Stored entries
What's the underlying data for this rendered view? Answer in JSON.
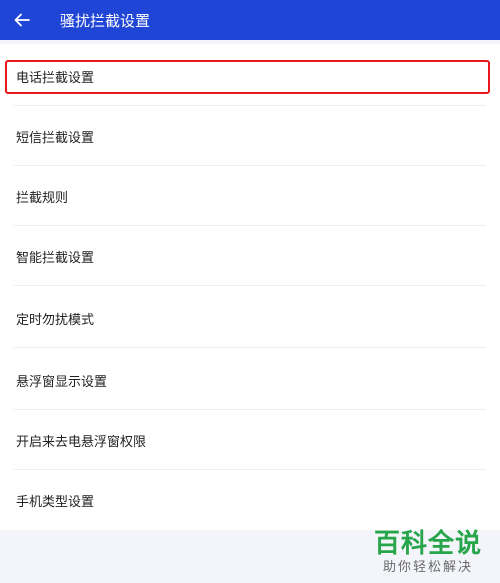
{
  "header": {
    "title": "骚扰拦截设置",
    "back_icon": "back-arrow-icon"
  },
  "items": [
    {
      "label": "电话拦截设置"
    },
    {
      "label": "短信拦截设置"
    },
    {
      "label": "拦截规则"
    },
    {
      "label": "智能拦截设置"
    },
    {
      "label": "定时勿扰模式"
    },
    {
      "label": "悬浮窗显示设置"
    },
    {
      "label": "开启来去电悬浮窗权限"
    },
    {
      "label": "手机类型设置"
    }
  ],
  "watermark": {
    "main": "百科全说",
    "sub": "助你轻松解决"
  },
  "colors": {
    "header_bg": "#1f45d6",
    "highlight_border": "#e8191c",
    "watermark_green": "#27a54a"
  }
}
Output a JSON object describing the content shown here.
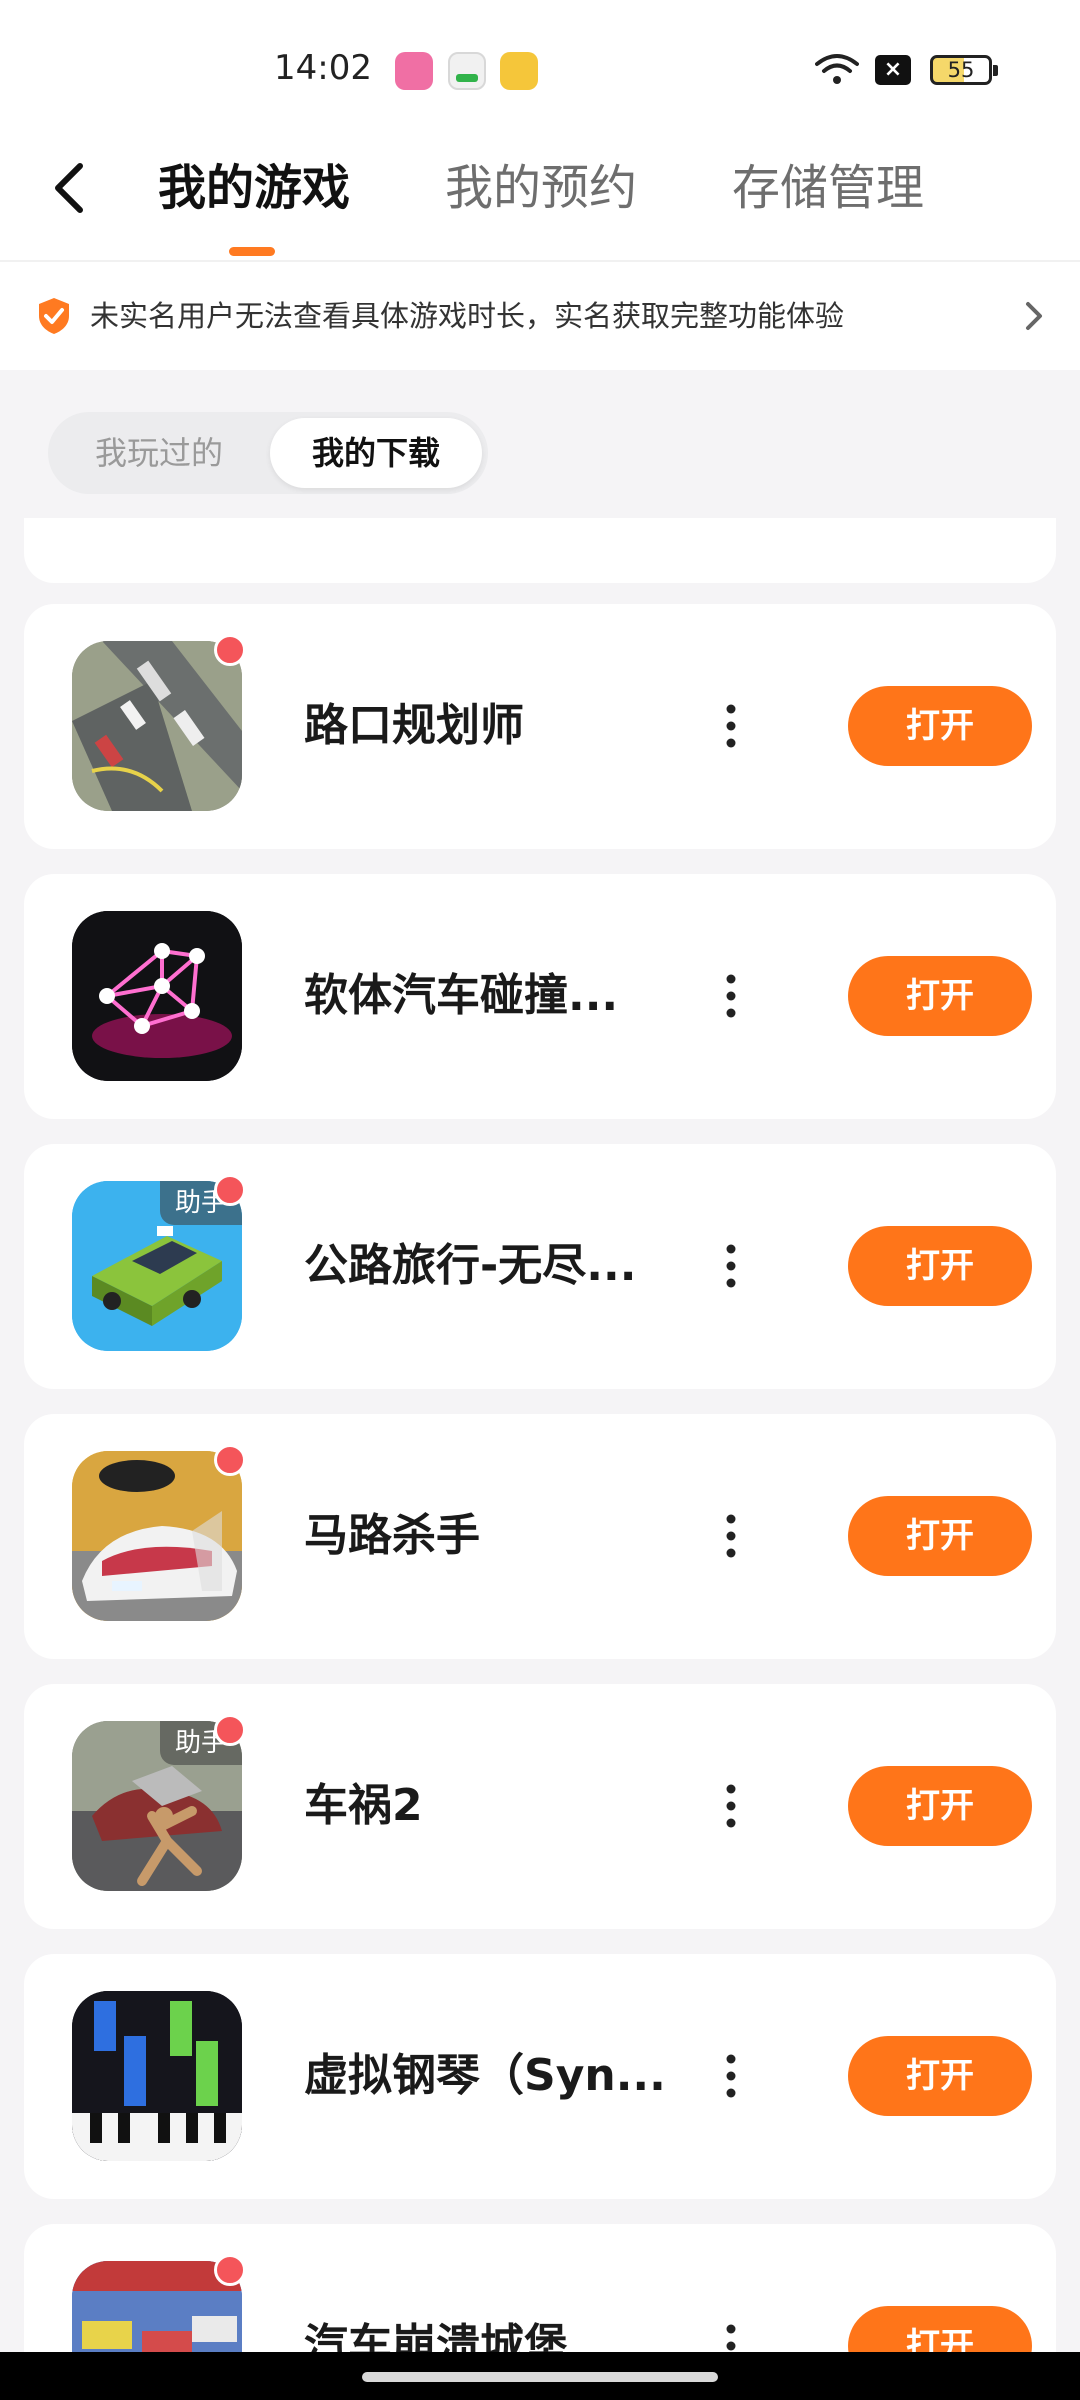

**TASK BRIEF:** Exactly reproduce each record, leaving out any pictures.

**ANSWER TO THIS TASK:**
What's the underlying data for this rendered view? Answer in JSON.
{
  "header": {
    "title": "骚扰拦截设置",
    "back_icon": "back-arrow-icon"
  },
  "items": [
    {
      "label": "电话拦截设置"
    },
    {
      "label": "短信拦截设置"
    },
    {
      "label": "拦截规则"
    },
    {
      "label": "智能拦截设置"
    },
    {
      "label": "定时勿扰模式"
    },
    {
      "label": "悬浮窗显示设置"
    },
    {
      "label": "开启来去电悬浮窗权限"
    },
    {
      "label": "手机类型设置"
    }
  ],
  "watermark": {
    "main": "百科全说",
    "sub": "助你轻松解决"
  },
  "colors": {
    "header_bg": "#1f45d6",
    "highlight_border": "#e8191c",
    "watermark_green": "#27a54a"
  }
}
Output a JSON object describing the content shown here.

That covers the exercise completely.